-- BEGIN Input records --

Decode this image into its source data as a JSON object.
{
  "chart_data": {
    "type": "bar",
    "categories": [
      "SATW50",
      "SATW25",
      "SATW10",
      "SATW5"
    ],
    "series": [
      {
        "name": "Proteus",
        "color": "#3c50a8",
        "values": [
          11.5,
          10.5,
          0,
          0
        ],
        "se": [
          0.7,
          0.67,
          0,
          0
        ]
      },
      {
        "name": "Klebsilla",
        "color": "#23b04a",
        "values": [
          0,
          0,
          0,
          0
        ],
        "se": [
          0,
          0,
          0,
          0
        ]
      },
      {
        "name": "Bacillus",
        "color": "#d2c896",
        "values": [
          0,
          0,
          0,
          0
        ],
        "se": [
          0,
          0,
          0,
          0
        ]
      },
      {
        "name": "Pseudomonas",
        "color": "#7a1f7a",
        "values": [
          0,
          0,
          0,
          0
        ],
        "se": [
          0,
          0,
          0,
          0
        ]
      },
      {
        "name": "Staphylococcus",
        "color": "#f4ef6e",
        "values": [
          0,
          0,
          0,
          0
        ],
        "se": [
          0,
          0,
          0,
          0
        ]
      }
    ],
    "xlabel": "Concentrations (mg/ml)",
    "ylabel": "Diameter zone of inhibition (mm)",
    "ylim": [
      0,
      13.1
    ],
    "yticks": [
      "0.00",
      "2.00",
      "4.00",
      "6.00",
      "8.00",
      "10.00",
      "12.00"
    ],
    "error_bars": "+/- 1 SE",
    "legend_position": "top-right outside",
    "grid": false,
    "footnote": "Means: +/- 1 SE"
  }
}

-- END Input records --

Go through the listing above and pull out each line containing the word "color".

        "color": "#3c50a8",
        "color": "#23b04a",
        "color": "#d2c896",
        "color": "#7a1f7a",
        "color": "#f4ef6e",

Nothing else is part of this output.